● **Record extracts**:
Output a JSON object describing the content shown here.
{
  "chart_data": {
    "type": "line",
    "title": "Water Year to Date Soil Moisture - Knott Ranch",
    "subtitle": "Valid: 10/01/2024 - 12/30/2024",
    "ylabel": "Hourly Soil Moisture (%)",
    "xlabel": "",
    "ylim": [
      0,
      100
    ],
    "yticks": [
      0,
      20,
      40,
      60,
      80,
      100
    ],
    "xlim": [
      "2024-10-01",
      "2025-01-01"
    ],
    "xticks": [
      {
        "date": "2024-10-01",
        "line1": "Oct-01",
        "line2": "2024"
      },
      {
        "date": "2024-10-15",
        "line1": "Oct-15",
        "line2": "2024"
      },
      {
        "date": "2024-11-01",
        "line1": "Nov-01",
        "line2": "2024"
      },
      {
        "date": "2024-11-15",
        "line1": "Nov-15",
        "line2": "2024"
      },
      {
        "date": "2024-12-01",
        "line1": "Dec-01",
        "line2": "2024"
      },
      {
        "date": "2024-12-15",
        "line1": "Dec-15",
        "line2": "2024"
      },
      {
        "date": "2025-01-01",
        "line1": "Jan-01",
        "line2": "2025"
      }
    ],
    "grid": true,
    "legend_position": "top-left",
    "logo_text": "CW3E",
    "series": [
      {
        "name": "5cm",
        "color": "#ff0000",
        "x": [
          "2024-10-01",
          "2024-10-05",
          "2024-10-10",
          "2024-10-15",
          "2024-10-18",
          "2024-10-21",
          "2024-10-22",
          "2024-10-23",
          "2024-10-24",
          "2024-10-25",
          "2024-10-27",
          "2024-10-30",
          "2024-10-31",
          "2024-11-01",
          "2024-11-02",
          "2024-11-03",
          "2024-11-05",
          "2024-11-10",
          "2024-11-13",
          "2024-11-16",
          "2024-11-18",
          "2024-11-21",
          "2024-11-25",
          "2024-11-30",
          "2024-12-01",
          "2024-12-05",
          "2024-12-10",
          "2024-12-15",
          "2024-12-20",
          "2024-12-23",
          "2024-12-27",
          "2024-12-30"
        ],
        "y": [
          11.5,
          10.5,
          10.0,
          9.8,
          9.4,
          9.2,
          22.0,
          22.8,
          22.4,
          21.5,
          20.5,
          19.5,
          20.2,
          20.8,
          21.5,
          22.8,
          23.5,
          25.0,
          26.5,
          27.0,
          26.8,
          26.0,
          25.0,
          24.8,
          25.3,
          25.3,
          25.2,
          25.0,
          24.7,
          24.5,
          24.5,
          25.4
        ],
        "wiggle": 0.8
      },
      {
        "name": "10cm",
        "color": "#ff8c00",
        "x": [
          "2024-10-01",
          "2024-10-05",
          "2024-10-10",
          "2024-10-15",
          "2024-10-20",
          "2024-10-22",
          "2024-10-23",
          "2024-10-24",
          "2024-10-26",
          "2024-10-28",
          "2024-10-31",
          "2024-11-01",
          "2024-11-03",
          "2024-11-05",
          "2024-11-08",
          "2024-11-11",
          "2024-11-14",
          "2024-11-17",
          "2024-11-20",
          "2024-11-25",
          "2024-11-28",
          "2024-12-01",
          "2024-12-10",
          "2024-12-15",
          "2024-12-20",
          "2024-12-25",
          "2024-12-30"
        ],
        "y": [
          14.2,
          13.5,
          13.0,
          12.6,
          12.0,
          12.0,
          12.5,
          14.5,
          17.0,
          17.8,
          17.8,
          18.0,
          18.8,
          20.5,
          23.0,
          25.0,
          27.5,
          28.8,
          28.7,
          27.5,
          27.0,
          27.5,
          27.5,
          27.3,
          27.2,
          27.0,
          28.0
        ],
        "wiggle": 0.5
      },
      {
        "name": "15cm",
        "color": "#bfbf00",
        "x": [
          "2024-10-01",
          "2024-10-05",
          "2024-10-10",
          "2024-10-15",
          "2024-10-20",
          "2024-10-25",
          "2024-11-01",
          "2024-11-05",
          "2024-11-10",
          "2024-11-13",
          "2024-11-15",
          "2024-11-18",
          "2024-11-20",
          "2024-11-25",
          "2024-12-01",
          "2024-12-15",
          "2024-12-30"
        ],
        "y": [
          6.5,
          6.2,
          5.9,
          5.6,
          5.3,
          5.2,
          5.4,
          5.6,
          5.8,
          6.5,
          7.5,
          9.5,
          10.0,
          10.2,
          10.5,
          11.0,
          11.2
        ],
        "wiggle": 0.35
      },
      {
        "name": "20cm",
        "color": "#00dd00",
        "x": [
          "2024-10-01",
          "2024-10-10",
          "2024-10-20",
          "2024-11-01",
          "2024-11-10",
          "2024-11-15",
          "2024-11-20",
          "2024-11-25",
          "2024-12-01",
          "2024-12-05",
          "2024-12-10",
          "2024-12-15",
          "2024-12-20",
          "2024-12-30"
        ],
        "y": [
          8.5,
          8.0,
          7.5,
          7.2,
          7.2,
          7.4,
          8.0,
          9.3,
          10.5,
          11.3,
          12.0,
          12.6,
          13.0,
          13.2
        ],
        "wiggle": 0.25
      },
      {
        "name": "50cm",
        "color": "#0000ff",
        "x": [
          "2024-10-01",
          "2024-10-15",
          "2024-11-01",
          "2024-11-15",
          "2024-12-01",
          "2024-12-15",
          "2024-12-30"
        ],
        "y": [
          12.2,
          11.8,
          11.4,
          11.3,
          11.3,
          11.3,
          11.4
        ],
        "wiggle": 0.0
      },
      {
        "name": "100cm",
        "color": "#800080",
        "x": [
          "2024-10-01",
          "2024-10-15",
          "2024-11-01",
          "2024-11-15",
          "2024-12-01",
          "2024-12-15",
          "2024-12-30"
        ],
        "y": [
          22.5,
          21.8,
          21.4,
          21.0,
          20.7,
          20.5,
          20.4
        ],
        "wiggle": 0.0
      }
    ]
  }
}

● **What you should do**: Copy the material above verbatim.

● **Task result**:
Output a JSON object describing the content shown here.
{
  "chart_data": {
    "type": "line",
    "title": "Water Year to Date Soil Moisture - Knott Ranch",
    "subtitle": "Valid: 10/01/2024 - 12/30/2024",
    "ylabel": "Hourly Soil Moisture (%)",
    "xlabel": "",
    "ylim": [
      0,
      100
    ],
    "yticks": [
      0,
      20,
      40,
      60,
      80,
      100
    ],
    "xlim": [
      "2024-10-01",
      "2025-01-01"
    ],
    "xticks": [
      {
        "date": "2024-10-01",
        "line1": "Oct-01",
        "line2": "2024"
      },
      {
        "date": "2024-10-15",
        "line1": "Oct-15",
        "line2": "2024"
      },
      {
        "date": "2024-11-01",
        "line1": "Nov-01",
        "line2": "2024"
      },
      {
        "date": "2024-11-15",
        "line1": "Nov-15",
        "line2": "2024"
      },
      {
        "date": "2024-12-01",
        "line1": "Dec-01",
        "line2": "2024"
      },
      {
        "date": "2024-12-15",
        "line1": "Dec-15",
        "line2": "2024"
      },
      {
        "date": "2025-01-01",
        "line1": "Jan-01",
        "line2": "2025"
      }
    ],
    "grid": true,
    "legend_position": "top-left",
    "logo_text": "CW3E",
    "series": [
      {
        "name": "5cm",
        "color": "#ff0000",
        "x": [
          "2024-10-01",
          "2024-10-05",
          "2024-10-10",
          "2024-10-15",
          "2024-10-18",
          "2024-10-21",
          "2024-10-22",
          "2024-10-23",
          "2024-10-24",
          "2024-10-25",
          "2024-10-27",
          "2024-10-30",
          "2024-10-31",
          "2024-11-01",
          "2024-11-02",
          "2024-11-03",
          "2024-11-05",
          "2024-11-10",
          "2024-11-13",
          "2024-11-16",
          "2024-11-18",
          "2024-11-21",
          "2024-11-25",
          "2024-11-30",
          "2024-12-01",
          "2024-12-05",
          "2024-12-10",
          "2024-12-15",
          "2024-12-20",
          "2024-12-23",
          "2024-12-27",
          "2024-12-30"
        ],
        "y": [
          11.5,
          10.5,
          10.0,
          9.8,
          9.4,
          9.2,
          22.0,
          22.8,
          22.4,
          21.5,
          20.5,
          19.5,
          20.2,
          20.8,
          21.5,
          22.8,
          23.5,
          25.0,
          26.5,
          27.0,
          26.8,
          26.0,
          25.0,
          24.8,
          25.3,
          25.3,
          25.2,
          25.0,
          24.7,
          24.5,
          24.5,
          25.4
        ],
        "wiggle": 0.8
      },
      {
        "name": "10cm",
        "color": "#ff8c00",
        "x": [
          "2024-10-01",
          "2024-10-05",
          "2024-10-10",
          "2024-10-15",
          "2024-10-20",
          "2024-10-22",
          "2024-10-23",
          "2024-10-24",
          "2024-10-26",
          "2024-10-28",
          "2024-10-31",
          "2024-11-01",
          "2024-11-03",
          "2024-11-05",
          "2024-11-08",
          "2024-11-11",
          "2024-11-14",
          "2024-11-17",
          "2024-11-20",
          "2024-11-25",
          "2024-11-28",
          "2024-12-01",
          "2024-12-10",
          "2024-12-15",
          "2024-12-20",
          "2024-12-25",
          "2024-12-30"
        ],
        "y": [
          14.2,
          13.5,
          13.0,
          12.6,
          12.0,
          12.0,
          12.5,
          14.5,
          17.0,
          17.8,
          17.8,
          18.0,
          18.8,
          20.5,
          23.0,
          25.0,
          27.5,
          28.8,
          28.7,
          27.5,
          27.0,
          27.5,
          27.5,
          27.3,
          27.2,
          27.0,
          28.0
        ],
        "wiggle": 0.5
      },
      {
        "name": "15cm",
        "color": "#bfbf00",
        "x": [
          "2024-10-01",
          "2024-10-05",
          "2024-10-10",
          "2024-10-15",
          "2024-10-20",
          "2024-10-25",
          "2024-11-01",
          "2024-11-05",
          "2024-11-10",
          "2024-11-13",
          "2024-11-15",
          "2024-11-18",
          "2024-11-20",
          "2024-11-25",
          "2024-12-01",
          "2024-12-15",
          "2024-12-30"
        ],
        "y": [
          6.5,
          6.2,
          5.9,
          5.6,
          5.3,
          5.2,
          5.4,
          5.6,
          5.8,
          6.5,
          7.5,
          9.5,
          10.0,
          10.2,
          10.5,
          11.0,
          11.2
        ],
        "wiggle": 0.35
      },
      {
        "name": "20cm",
        "color": "#00dd00",
        "x": [
          "2024-10-01",
          "2024-10-10",
          "2024-10-20",
          "2024-11-01",
          "2024-11-10",
          "2024-11-15",
          "2024-11-20",
          "2024-11-25",
          "2024-12-01",
          "2024-12-05",
          "2024-12-10",
          "2024-12-15",
          "2024-12-20",
          "2024-12-30"
        ],
        "y": [
          8.5,
          8.0,
          7.5,
          7.2,
          7.2,
          7.4,
          8.0,
          9.3,
          10.5,
          11.3,
          12.0,
          12.6,
          13.0,
          13.2
        ],
        "wiggle": 0.25
      },
      {
        "name": "50cm",
        "color": "#0000ff",
        "x": [
          "2024-10-01",
          "2024-10-15",
          "2024-11-01",
          "2024-11-15",
          "2024-12-01",
          "2024-12-15",
          "2024-12-30"
        ],
        "y": [
          12.2,
          11.8,
          11.4,
          11.3,
          11.3,
          11.3,
          11.4
        ],
        "wiggle": 0.0
      },
      {
        "name": "100cm",
        "color": "#800080",
        "x": [
          "2024-10-01",
          "2024-10-15",
          "2024-11-01",
          "2024-11-15",
          "2024-12-01",
          "2024-12-15",
          "2024-12-30"
        ],
        "y": [
          22.5,
          21.8,
          21.4,
          21.0,
          20.7,
          20.5,
          20.4
        ],
        "wiggle": 0.0
      }
    ]
  }
}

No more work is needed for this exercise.